**Excerpt**

------------------------------------

No, there should be no problem with the wood.

There might be a problem when the bit gets through the steel, and catches a burr, spinning the post, and whacking your leg.

Just go slow, and press the bit gently, to minimize the possible catching.

Better yet, weigh down, or clamp the post solid to something stationary.


ED


----------



## farmerjohn1324 (Jul 28, 2015)

The saga continues... I started today using the new titanium bit. It drilled through instantly! Then I tried hole #2... Wouldn't go through. I kept pushing harder until I'm putting too much force that I couldn't catch my balance if there was a slip... No luck. I switched to the new cobalt bit.... It drilled through instantly! (2 holes done out of 4).

I tried cobalt on new hole. No luck. So I have 2 holes drilled.


----------



## de-nagorg (Feb 23, 2014)

------------------------------------

**Things to do**
a) Answer these questions about the drilling thread:
(i) What could happen when the bit gets through the steel and catches a burr?
(ii) Which bit drilled through instantly on the first try that day?
(iii) How many of the four holes were drilled by the end?
b) From the drilling thread, print the passage starting at "The saga continues..." and ending at "done out of 4).".
c) Carry on with the drilling thread from the point where it stops.

Items from a data source
------------------------------------

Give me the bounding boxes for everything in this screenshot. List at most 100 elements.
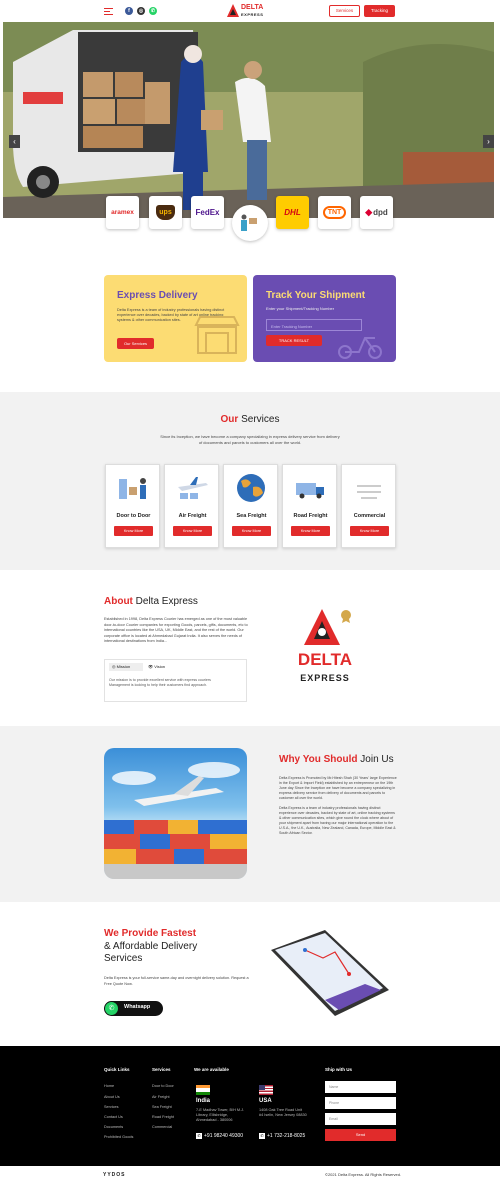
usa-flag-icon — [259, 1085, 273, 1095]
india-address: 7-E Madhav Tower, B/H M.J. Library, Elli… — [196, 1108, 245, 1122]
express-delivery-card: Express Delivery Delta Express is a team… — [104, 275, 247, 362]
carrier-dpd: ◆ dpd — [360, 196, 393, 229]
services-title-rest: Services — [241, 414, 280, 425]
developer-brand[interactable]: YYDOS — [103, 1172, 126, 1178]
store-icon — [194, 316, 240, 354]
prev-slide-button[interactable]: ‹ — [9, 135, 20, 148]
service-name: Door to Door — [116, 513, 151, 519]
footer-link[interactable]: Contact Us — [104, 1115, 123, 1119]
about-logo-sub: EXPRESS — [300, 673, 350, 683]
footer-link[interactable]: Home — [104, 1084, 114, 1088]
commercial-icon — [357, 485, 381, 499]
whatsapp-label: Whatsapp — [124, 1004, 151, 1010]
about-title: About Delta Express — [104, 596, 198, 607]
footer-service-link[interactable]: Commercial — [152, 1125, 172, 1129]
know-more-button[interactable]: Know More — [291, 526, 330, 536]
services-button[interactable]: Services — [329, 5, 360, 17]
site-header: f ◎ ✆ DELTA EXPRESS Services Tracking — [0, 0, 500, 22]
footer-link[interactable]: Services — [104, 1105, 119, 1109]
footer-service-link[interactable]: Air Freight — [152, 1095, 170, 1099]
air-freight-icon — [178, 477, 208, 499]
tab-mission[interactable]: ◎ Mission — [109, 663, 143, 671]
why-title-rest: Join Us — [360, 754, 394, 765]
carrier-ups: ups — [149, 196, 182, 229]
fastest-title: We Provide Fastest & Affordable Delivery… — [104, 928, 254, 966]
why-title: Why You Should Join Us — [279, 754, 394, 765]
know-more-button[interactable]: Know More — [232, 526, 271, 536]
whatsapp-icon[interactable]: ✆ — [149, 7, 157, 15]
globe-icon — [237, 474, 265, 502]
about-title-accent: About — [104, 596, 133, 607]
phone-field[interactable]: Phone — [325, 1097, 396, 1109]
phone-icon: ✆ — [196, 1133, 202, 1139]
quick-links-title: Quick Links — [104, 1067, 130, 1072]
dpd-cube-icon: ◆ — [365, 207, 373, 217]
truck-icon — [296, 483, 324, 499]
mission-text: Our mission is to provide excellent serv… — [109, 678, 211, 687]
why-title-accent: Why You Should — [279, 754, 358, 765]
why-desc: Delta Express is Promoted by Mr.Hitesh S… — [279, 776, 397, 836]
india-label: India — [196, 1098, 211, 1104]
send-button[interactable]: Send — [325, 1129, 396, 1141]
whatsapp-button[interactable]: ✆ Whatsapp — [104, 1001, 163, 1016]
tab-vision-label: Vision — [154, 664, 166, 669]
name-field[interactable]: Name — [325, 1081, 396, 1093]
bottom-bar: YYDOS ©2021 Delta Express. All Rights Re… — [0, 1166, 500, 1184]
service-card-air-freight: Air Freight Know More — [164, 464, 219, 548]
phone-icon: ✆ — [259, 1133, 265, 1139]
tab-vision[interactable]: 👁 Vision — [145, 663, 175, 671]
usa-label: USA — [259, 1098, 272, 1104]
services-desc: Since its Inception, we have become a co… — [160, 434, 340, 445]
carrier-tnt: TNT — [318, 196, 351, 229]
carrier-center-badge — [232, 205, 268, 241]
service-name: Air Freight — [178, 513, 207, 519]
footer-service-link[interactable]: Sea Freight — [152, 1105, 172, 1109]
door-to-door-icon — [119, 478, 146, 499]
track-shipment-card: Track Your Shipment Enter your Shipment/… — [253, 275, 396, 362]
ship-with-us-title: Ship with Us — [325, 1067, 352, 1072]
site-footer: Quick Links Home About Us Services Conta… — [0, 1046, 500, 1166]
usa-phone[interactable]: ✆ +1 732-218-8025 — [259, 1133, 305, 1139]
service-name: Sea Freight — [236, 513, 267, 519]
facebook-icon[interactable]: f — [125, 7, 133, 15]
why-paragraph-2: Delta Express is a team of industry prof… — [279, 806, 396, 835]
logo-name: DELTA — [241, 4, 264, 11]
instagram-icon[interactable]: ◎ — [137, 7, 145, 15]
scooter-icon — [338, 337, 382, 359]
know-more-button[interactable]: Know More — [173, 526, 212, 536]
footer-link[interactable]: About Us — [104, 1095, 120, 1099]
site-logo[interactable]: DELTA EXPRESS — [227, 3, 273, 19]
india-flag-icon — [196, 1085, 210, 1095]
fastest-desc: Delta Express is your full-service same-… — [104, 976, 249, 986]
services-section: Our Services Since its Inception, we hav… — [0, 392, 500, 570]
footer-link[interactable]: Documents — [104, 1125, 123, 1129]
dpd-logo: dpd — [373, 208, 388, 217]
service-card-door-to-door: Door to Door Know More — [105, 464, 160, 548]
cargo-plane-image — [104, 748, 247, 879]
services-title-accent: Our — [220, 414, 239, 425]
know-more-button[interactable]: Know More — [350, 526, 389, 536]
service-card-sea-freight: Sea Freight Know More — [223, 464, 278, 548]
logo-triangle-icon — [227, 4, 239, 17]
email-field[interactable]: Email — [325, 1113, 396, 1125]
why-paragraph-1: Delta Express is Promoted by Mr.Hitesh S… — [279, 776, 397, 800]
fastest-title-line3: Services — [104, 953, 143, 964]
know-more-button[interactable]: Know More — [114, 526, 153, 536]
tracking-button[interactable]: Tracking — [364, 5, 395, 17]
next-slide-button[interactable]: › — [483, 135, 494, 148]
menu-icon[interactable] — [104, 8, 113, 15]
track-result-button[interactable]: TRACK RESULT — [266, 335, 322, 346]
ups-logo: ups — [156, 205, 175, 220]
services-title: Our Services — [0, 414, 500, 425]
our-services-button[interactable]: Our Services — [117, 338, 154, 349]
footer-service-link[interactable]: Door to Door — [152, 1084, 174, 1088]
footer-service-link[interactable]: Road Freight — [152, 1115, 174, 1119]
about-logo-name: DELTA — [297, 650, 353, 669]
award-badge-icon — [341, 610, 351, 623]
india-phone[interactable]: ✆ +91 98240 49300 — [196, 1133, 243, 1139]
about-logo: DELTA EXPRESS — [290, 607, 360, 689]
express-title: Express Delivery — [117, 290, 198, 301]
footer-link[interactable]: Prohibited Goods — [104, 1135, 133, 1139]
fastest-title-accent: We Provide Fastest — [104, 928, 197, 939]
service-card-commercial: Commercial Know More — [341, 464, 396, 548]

------------------------------------

**Responses to the tasks**
a)
(i) The post could spin and whack your leg.
(ii) The new titanium bit.
(iii) Two.

b)
The saga continues... I started today using the new titanium bit. It drilled through instantly! Then I tried hole #2... Wouldn't go through. I kept pushing harder until I'm putting too much force that I couldn't catch my balance if there was a slip... No luck. I switched to the new cobalt bit.... It drilled through instantly! (2 holes done out of 4).

c)
farmerjohn1324 said:


> The saga continues... I started today using the new titanium bit. It drilled through instantly! Then I tried hole #2... Wouldn't go through. I kept pushing harder until I'm putting too much force that I couldn't catch my balance if there was a slip... No luck. I switched to the new cobalt bit.... It drilled through instantly! (2 holes done out of 4).
> 
> I tried cobalt on new hole. No luck. So I have 2 holes drilled.



Invest in a Drill Doctor bit sharpener, sharpen them again, and repeat.

That must be one heavy duty post, or the quality of those bits is garbage.


ED


----------



## azeotrope (Jun 3, 2015)

farmerjohn1324 said:


> The saga continues... I started today using the new titanium bit. It drilled through instantly! Then I tried hole #2... Wouldn't go through. I kept pushing harder until I'm putting too much force that I couldn't catch my balance if there was a slip... No luck. I switched to the new cobalt bit.... It drilled through instantly! (2 holes done out of 4).
> 
> I tried cobalt on new hole. No luck. So I have 2 holes drilled.


The wood is sacrificial, you should be drilling into it as you finish the hole (not through it, just know that you CAN drill into it with no problems).

You are drilling very close to the edge on the lower one. That may have damaged your tips. 

Try flipping them over and drilling through from the other side now.


----------



## farmerjohn1324 (Jul 28, 2015)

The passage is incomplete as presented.